Kaynak Belge:
7) Bütün Dinsel ve Ruhsal Bilgilerde üstü kapalı geçen aslında Tüm Yaradılışın var edilme nedeni olan YÜKSEK BENLİK nedir? Bilir misiniz ?

 

Yüksek Ben -Yüksek Benlik Konusu ; Genelde Bütün Dinsel ve Ruhsal Bilgilerde üstü kapalı geçilmiştir. Aslında bildiğimiz ve bilmediğimiz Bütün Var oluşlar ve Mevcudat ; Yüksek Benlik'lerin, Alemleri sınaması, deneylemesi, tecrübe ve Bilgilerini arttırması için yaratılmıştır.

 

Yüksek Benlik : Allah'ın, Yaradan'ın, Tanrı'nın bir tohumudur. Bu tohum, Tanrısal Enerjiye, Yaratıcı Enerjiye ve Evrensel Bilince sahiptir. Evrensel Yasalar çerçevesinde Var edebilir. Değiştirebilir, Yok edebilir. Sonsuz Şuur sahibidir. Can verir. Diriltir. İhya eder. Yeniden kurabilir. Yeniden çözebilir.

 

Yüksek Benlik : Evrensel Bir Varlıktır. Çok seyyal, akıcı, yüksek frekanslı bedene sahiptir. Gerçek anlamda Ölümsüzdür. Bildiğimiz, Bilmediğimiz Bütün boyutlarda hareket serbestliğine sahiptir.

 

Derin, Parlak, Açık ve Sonsuz Şuur Alanı vardır. Hür Düşünceye, Hür Vicdana ve Öz Bilgi ve Bilince  sahiptir. Kendi varlığının sebep-netice zincirleri hakkında Bütün Bilgilere sahip olduğu gibi, Tüm Kainatın içersinde seyrettiği Bütün Evrensel Yasaları bilmekte ve icaplarına uymaktadır. Bütün geçmiş ve gelecek onun için An'dır.

 

Yüksek Benlik veya Yüksek Benlikler Sahip olduğu Kudret ve Kuvvetle yarattıkları kaba Madde ortamlarına haiz oldukları Yüksek Enerji ve Seyyaliyet nedeniyle giremezler. Girmeleri için enerjilerini düşürmeleri, daha kaba bir bedene bürünmeleri lazımdır. Bunun içinde Karena'dan geçmeleri lazımdır. "Bakınız Karena"

 

Yüksek Benlikler, Kaba madde ortamlarını tanımak, Maddeyi kontrol etmek, Maddeyi yönetmek ve Kendilerine has tecrübeler edinmek için, kabiliyet ve güçlerinin bir kısmı ile varlık  bedenleri içersinde, Kaba madde ortamına Enkarne olurlar. İnsan Bedenlerine veya diğer varlık bedenlerine bağlanırlar.

Gösterilen Malzeme:
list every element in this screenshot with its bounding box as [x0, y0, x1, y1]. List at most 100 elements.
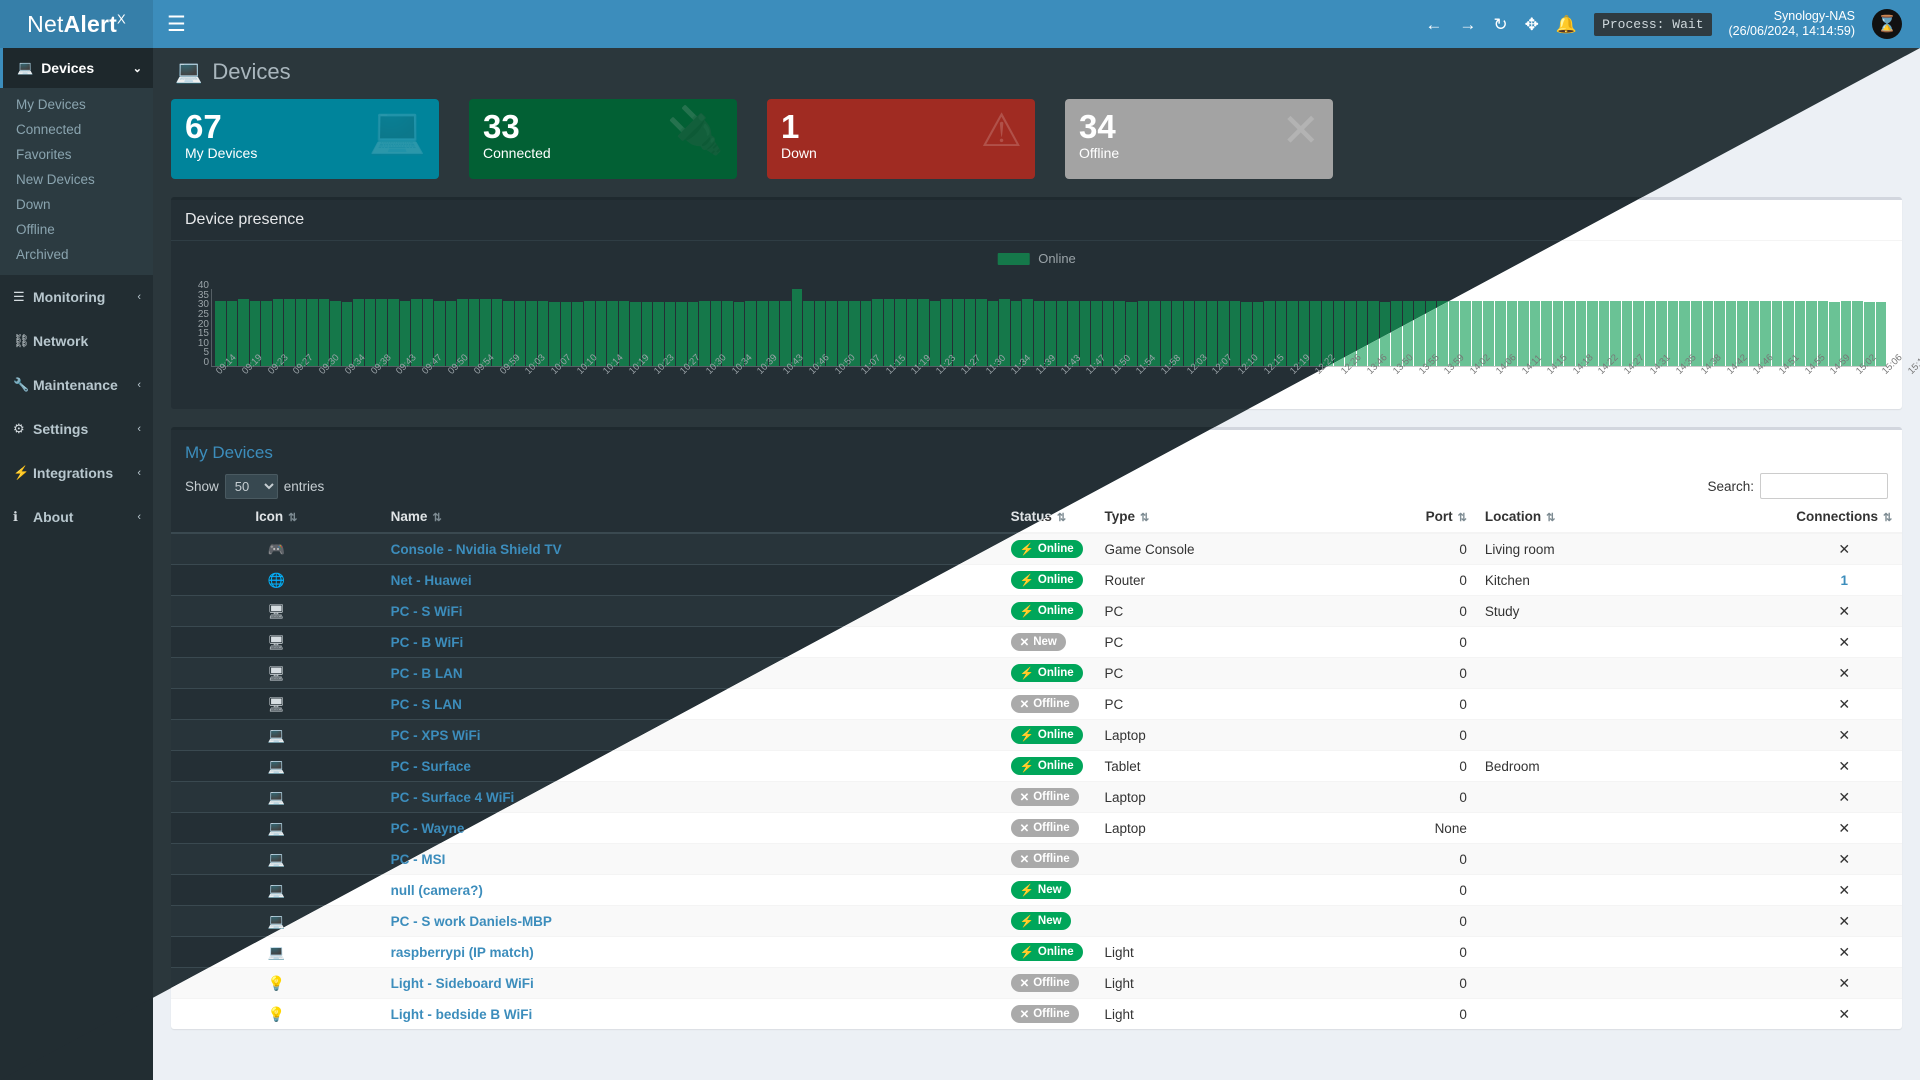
sidebar-subitem-new-devices[interactable]: New Devices: [16, 172, 95, 187]
chart-bar[interactable]: [1091, 300, 1102, 366]
chart-bar[interactable]: [457, 298, 468, 366]
sidebar-subitem-favorites[interactable]: Favorites: [16, 147, 72, 162]
chart-bar[interactable]: [434, 300, 445, 366]
device-name-link[interactable]: PC - S LAN: [390, 696, 462, 712]
device-name-link[interactable]: Console - Nvidia Shield TV: [390, 541, 562, 557]
chart-bar[interactable]: [1771, 300, 1783, 366]
chart-bar[interactable]: [918, 298, 929, 366]
device-name-link[interactable]: PC - Wayne: [390, 820, 465, 836]
chart-bar[interactable]: [1852, 300, 1863, 366]
sidebar-item-network[interactable]: ⛓ Network: [0, 319, 153, 363]
chart-bar[interactable]: [653, 302, 664, 366]
sidebar-subitem-offline[interactable]: Offline: [16, 222, 55, 237]
chart-bar[interactable]: [1783, 300, 1794, 366]
chart-bar[interactable]: [549, 302, 560, 366]
chart-bar[interactable]: [215, 300, 226, 366]
device-name-link[interactable]: PC - XPS WiFi: [390, 727, 481, 743]
hamburger-menu-icon[interactable]: ☰: [167, 12, 186, 36]
chart-bar[interactable]: [584, 300, 595, 366]
app-logo[interactable]: NetAlertX: [0, 0, 153, 48]
chart-bar[interactable]: [803, 300, 814, 366]
sidebar-item-settings[interactable]: ⚙ Settings ‹: [0, 407, 153, 451]
chart-bar[interactable]: [1079, 300, 1091, 366]
chart-bar[interactable]: [1714, 300, 1725, 366]
device-name-link[interactable]: Net - Huawei: [390, 572, 472, 588]
chart-bar[interactable]: [1010, 300, 1022, 366]
chart-bar[interactable]: [353, 298, 364, 366]
chart-bar[interactable]: [791, 289, 803, 366]
chart-bar[interactable]: [1529, 300, 1541, 366]
chart-bar[interactable]: [1149, 300, 1160, 366]
chart-bar[interactable]: [261, 300, 272, 366]
chart-bar[interactable]: [976, 298, 987, 366]
chart-bar[interactable]: [929, 300, 941, 366]
chart-bar[interactable]: [307, 298, 318, 366]
chart-bar[interactable]: [849, 300, 860, 366]
chart-bar[interactable]: [445, 300, 457, 366]
chart-bar[interactable]: [284, 298, 295, 366]
chart-bar[interactable]: [1056, 300, 1068, 366]
chart-bar[interactable]: [1195, 300, 1206, 366]
sidebar-item-devices[interactable]: 💻 Devices ⌄: [0, 48, 153, 88]
device-name-link[interactable]: PC - Surface 4 WiFi: [390, 789, 515, 805]
chart-bar[interactable]: [1552, 300, 1564, 366]
chart-bar[interactable]: [1691, 300, 1702, 366]
table-row[interactable]: 💻 null (camera?) ⚡New 0 ✕: [171, 874, 1902, 906]
chart-bar[interactable]: [1564, 300, 1575, 366]
device-name-link[interactable]: Light - Sideboard WiFi: [390, 975, 534, 991]
column-header-location[interactable]: Location ⇅: [1475, 501, 1787, 534]
chart-bar[interactable]: [1667, 300, 1679, 366]
chart-bar[interactable]: [1448, 300, 1460, 366]
chart-bar[interactable]: [341, 302, 353, 366]
chart-bar[interactable]: [1068, 300, 1079, 366]
chart-bar[interactable]: [514, 300, 526, 366]
chart-bar[interactable]: [1252, 302, 1264, 366]
chart-bar[interactable]: [630, 302, 641, 366]
chart-bar[interactable]: [814, 300, 826, 366]
device-name-link[interactable]: PC - B LAN: [390, 665, 463, 681]
chart-bar[interactable]: [745, 300, 756, 366]
chart-bar[interactable]: [1137, 300, 1149, 366]
move-icon[interactable]: ✥: [1524, 14, 1539, 34]
chart-bar[interactable]: [560, 302, 572, 366]
sidebar-item-monitoring[interactable]: ☰ Monitoring ‹: [0, 275, 153, 319]
chart-bar[interactable]: [1817, 300, 1829, 366]
chart-bar[interactable]: [1494, 300, 1506, 366]
sidebar-item-integrations[interactable]: ⚡ Integrations ‹: [0, 451, 153, 495]
chart-bar[interactable]: [906, 298, 918, 366]
chart-bar[interactable]: [1460, 300, 1471, 366]
chart-bar[interactable]: [987, 300, 999, 366]
chart-bar[interactable]: [272, 298, 284, 366]
chart-bar[interactable]: [1310, 300, 1321, 366]
chart-bar[interactable]: [537, 300, 549, 366]
chart-bar[interactable]: [1322, 300, 1333, 366]
chart-bar[interactable]: [1241, 302, 1252, 366]
chart-bar[interactable]: [503, 300, 514, 366]
chart-bar[interactable]: [999, 298, 1010, 366]
chart-bar[interactable]: [699, 300, 710, 366]
back-arrow-icon[interactable]: ←: [1425, 14, 1443, 34]
chart-bar[interactable]: [1702, 300, 1714, 366]
chart-bar[interactable]: [1621, 300, 1633, 366]
device-name-link[interactable]: null (camera?): [390, 882, 483, 898]
chart-bar[interactable]: [756, 300, 768, 366]
chart-bar[interactable]: [1725, 300, 1737, 366]
chart-bar[interactable]: [860, 300, 872, 366]
chart-bar[interactable]: [249, 300, 261, 366]
device-name-link[interactable]: PC - Surface: [390, 758, 471, 774]
sidebar-subitem-down[interactable]: Down: [16, 197, 51, 212]
chart-bar[interactable]: [1022, 298, 1033, 366]
chart-bar[interactable]: [376, 298, 387, 366]
column-header-icon[interactable]: Icon ⇅: [171, 501, 382, 534]
chart-bar[interactable]: [1333, 300, 1345, 366]
chart-bar[interactable]: [895, 298, 906, 366]
column-header-name[interactable]: Name ⇅: [381, 501, 1002, 534]
device-name-link[interactable]: raspberrypi (IP match): [390, 944, 534, 960]
chart-bar[interactable]: [1840, 300, 1852, 366]
chart-bar[interactable]: [1264, 300, 1275, 366]
chart-bar[interactable]: [1172, 300, 1183, 366]
refresh-icon[interactable]: ↻: [1493, 14, 1508, 34]
chart-bar[interactable]: [618, 300, 630, 366]
chart-bar[interactable]: [1598, 300, 1610, 366]
chart-bar[interactable]: [1506, 300, 1518, 366]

Yapılacaklar:
1 – Yüksek Benlik yazısındaki "Bütün geçmiş ve gelecek onun için An'dır." cümlesini İngilizceye çevirin.
2 – Listeden "172, 95, 187]" geçen satırla açılıp "sidebar-item-devices[interactable]: 💻 Devices" geçen satırla kapanan kısmı, iki uçtaki satırlar da dahil olmak üzere hiç değiştirmeden çıkarın.

Son Sonuçlar:
1 – For it, all of the past and the future is the Now.

2 –
sidebar-subitem-new-devices[interactable]: New Devices: [16, 172, 95, 187]
chart-bar[interactable]: [1091, 300, 1102, 366]
chart-bar[interactable]: [457, 298, 468, 366]
sidebar-subitem-favorites[interactable]: Favorites: [16, 147, 72, 162]
chart-bar[interactable]: [434, 300, 445, 366]
device-name-link[interactable]: PC - S LAN: [390, 696, 462, 712]
device-name-link[interactable]: Console - Nvidia Shield TV: [390, 541, 562, 557]
chart-bar[interactable]: [1771, 300, 1783, 366]
chart-bar[interactable]: [918, 298, 929, 366]
device-name-link[interactable]: PC - Wayne: [390, 820, 465, 836]
chart-bar[interactable]: [1852, 300, 1863, 366]
sidebar-item-network[interactable]: ⛓ Network: [0, 319, 153, 363]
chart-bar[interactable]: [653, 302, 664, 366]
sidebar-subitem-offline[interactable]: Offline: [16, 222, 55, 237]
chart-bar[interactable]: [1783, 300, 1794, 366]
chart-bar[interactable]: [549, 302, 560, 366]
chart-bar[interactable]: [215, 300, 226, 366]
device-name-link[interactable]: PC - XPS WiFi: [390, 727, 481, 743]
hamburger-menu-icon[interactable]: ☰: [167, 12, 186, 36]
chart-bar[interactable]: [584, 300, 595, 366]
app-logo[interactable]: NetAlertX: [0, 0, 153, 48]
chart-bar[interactable]: [803, 300, 814, 366]
sidebar-item-settings[interactable]: ⚙ Settings ‹: [0, 407, 153, 451]
chart-bar[interactable]: [1079, 300, 1091, 366]
chart-bar[interactable]: [1714, 300, 1725, 366]
device-name-link[interactable]: Net - Huawei: [390, 572, 472, 588]
chart-bar[interactable]: [1010, 300, 1022, 366]
chart-bar[interactable]: [353, 298, 364, 366]
chart-bar[interactable]: [791, 289, 803, 366]
chart-bar[interactable]: [1529, 300, 1541, 366]
chart-bar[interactable]: [1149, 300, 1160, 366]
chart-bar[interactable]: [261, 300, 272, 366]
chart-bar[interactable]: [976, 298, 987, 366]
chart-bar[interactable]: [929, 300, 941, 366]
chart-bar[interactable]: [307, 298, 318, 366]
chart-bar[interactable]: [849, 300, 860, 366]
chart-bar[interactable]: [445, 300, 457, 366]
chart-bar[interactable]: [284, 298, 295, 366]
chart-bar[interactable]: [1056, 300, 1068, 366]
chart-bar[interactable]: [1195, 300, 1206, 366]
sidebar-item-devices[interactable]: 💻 Devices ⌄: [0, 48, 153, 88]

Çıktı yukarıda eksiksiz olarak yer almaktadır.